**Task statement:**
Write out the full set of records exactly. Any pictures in them do not belong in the copy.

**Working data:**
--- begin ---
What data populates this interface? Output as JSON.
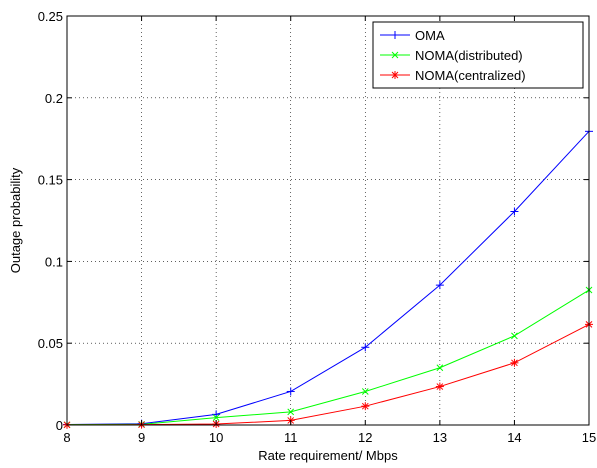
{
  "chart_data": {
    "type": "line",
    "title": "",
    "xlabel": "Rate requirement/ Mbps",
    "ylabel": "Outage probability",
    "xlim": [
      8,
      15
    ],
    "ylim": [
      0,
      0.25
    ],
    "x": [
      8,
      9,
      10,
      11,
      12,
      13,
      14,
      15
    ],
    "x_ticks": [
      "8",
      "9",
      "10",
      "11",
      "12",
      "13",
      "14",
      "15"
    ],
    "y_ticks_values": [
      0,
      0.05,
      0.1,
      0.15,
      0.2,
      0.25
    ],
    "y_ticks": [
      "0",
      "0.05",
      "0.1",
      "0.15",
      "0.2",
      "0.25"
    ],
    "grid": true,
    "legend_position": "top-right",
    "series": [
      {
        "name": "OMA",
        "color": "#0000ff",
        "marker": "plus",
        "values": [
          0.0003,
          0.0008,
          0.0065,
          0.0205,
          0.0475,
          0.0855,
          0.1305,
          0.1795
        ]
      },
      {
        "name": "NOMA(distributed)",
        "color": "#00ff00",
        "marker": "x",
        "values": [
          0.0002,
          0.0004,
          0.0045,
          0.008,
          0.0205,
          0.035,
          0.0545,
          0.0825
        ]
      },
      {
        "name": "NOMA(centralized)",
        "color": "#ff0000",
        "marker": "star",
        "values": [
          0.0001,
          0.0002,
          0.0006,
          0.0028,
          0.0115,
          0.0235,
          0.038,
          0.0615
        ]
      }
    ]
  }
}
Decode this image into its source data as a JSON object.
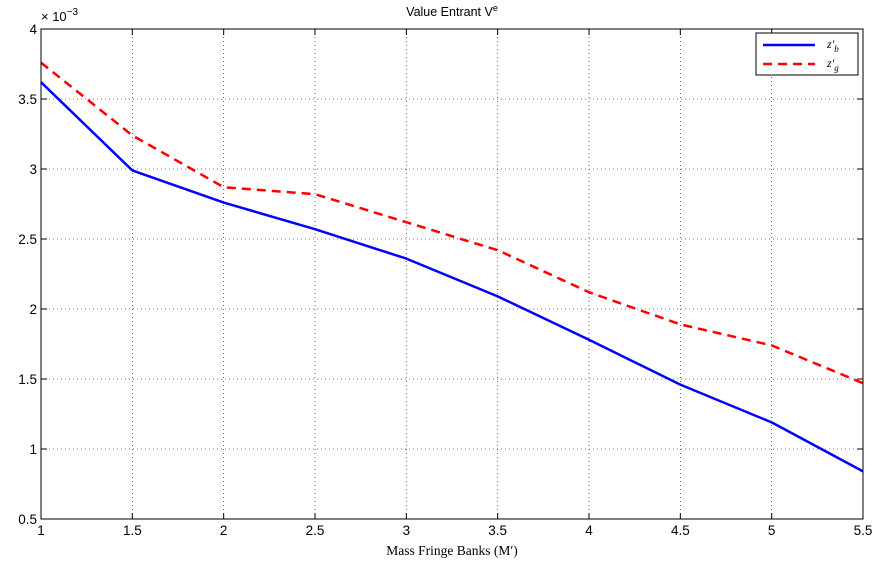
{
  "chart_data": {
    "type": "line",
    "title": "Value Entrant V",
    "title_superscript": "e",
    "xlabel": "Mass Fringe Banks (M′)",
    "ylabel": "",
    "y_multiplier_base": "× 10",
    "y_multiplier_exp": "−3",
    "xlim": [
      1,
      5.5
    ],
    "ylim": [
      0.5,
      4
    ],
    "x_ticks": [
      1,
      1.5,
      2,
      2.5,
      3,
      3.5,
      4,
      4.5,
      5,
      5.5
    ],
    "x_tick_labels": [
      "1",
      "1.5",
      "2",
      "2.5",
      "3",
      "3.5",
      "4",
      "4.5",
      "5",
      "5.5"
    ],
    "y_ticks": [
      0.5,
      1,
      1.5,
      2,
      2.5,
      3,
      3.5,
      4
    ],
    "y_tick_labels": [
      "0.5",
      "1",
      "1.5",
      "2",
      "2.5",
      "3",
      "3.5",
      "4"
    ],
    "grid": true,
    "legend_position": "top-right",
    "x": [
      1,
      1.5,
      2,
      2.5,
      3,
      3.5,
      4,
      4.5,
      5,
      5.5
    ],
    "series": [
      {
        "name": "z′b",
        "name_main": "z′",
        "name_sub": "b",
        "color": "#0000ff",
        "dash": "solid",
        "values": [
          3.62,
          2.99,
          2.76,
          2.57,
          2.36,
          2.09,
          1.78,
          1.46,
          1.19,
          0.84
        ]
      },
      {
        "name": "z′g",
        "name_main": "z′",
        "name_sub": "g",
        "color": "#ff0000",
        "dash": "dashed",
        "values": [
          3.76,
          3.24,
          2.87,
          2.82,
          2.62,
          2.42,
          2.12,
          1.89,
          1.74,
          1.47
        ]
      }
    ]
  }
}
--- end ---
**Written reply:**
What data populates this interface? Output as JSON.
{
  "chart_data": {
    "type": "line",
    "title": "",
    "xlabel": "Rate requirement/ Mbps",
    "ylabel": "Outage probability",
    "xlim": [
      8,
      15
    ],
    "ylim": [
      0,
      0.25
    ],
    "x": [
      8,
      9,
      10,
      11,
      12,
      13,
      14,
      15
    ],
    "x_ticks": [
      "8",
      "9",
      "10",
      "11",
      "12",
      "13",
      "14",
      "15"
    ],
    "y_ticks_values": [
      0,
      0.05,
      0.1,
      0.15,
      0.2,
      0.25
    ],
    "y_ticks": [
      "0",
      "0.05",
      "0.1",
      "0.15",
      "0.2",
      "0.25"
    ],
    "grid": true,
    "legend_position": "top-right",
    "series": [
      {
        "name": "OMA",
        "color": "#0000ff",
        "marker": "plus",
        "values": [
          0.0003,
          0.0008,
          0.0065,
          0.0205,
          0.0475,
          0.0855,
          0.1305,
          0.1795
        ]
      },
      {
        "name": "NOMA(distributed)",
        "color": "#00ff00",
        "marker": "x",
        "values": [
          0.0002,
          0.0004,
          0.0045,
          0.008,
          0.0205,
          0.035,
          0.0545,
          0.0825
        ]
      },
      {
        "name": "NOMA(centralized)",
        "color": "#ff0000",
        "marker": "star",
        "values": [
          0.0001,
          0.0002,
          0.0006,
          0.0028,
          0.0115,
          0.0235,
          0.038,
          0.0615
        ]
      }
    ]
  }
}
Decode this image into its source data as a JSON object.
{
  "chart_data": {
    "type": "line",
    "title": "Value Entrant V",
    "title_superscript": "e",
    "xlabel": "Mass Fringe Banks (M′)",
    "ylabel": "",
    "y_multiplier_base": "× 10",
    "y_multiplier_exp": "−3",
    "xlim": [
      1,
      5.5
    ],
    "ylim": [
      0.5,
      4
    ],
    "x_ticks": [
      1,
      1.5,
      2,
      2.5,
      3,
      3.5,
      4,
      4.5,
      5,
      5.5
    ],
    "x_tick_labels": [
      "1",
      "1.5",
      "2",
      "2.5",
      "3",
      "3.5",
      "4",
      "4.5",
      "5",
      "5.5"
    ],
    "y_ticks": [
      0.5,
      1,
      1.5,
      2,
      2.5,
      3,
      3.5,
      4
    ],
    "y_tick_labels": [
      "0.5",
      "1",
      "1.5",
      "2",
      "2.5",
      "3",
      "3.5",
      "4"
    ],
    "grid": true,
    "legend_position": "top-right",
    "x": [
      1,
      1.5,
      2,
      2.5,
      3,
      3.5,
      4,
      4.5,
      5,
      5.5
    ],
    "series": [
      {
        "name": "z′b",
        "name_main": "z′",
        "name_sub": "b",
        "color": "#0000ff",
        "dash": "solid",
        "values": [
          3.62,
          2.99,
          2.76,
          2.57,
          2.36,
          2.09,
          1.78,
          1.46,
          1.19,
          0.84
        ]
      },
      {
        "name": "z′g",
        "name_main": "z′",
        "name_sub": "g",
        "color": "#ff0000",
        "dash": "dashed",
        "values": [
          3.76,
          3.24,
          2.87,
          2.82,
          2.62,
          2.42,
          2.12,
          1.89,
          1.74,
          1.47
        ]
      }
    ]
  }
}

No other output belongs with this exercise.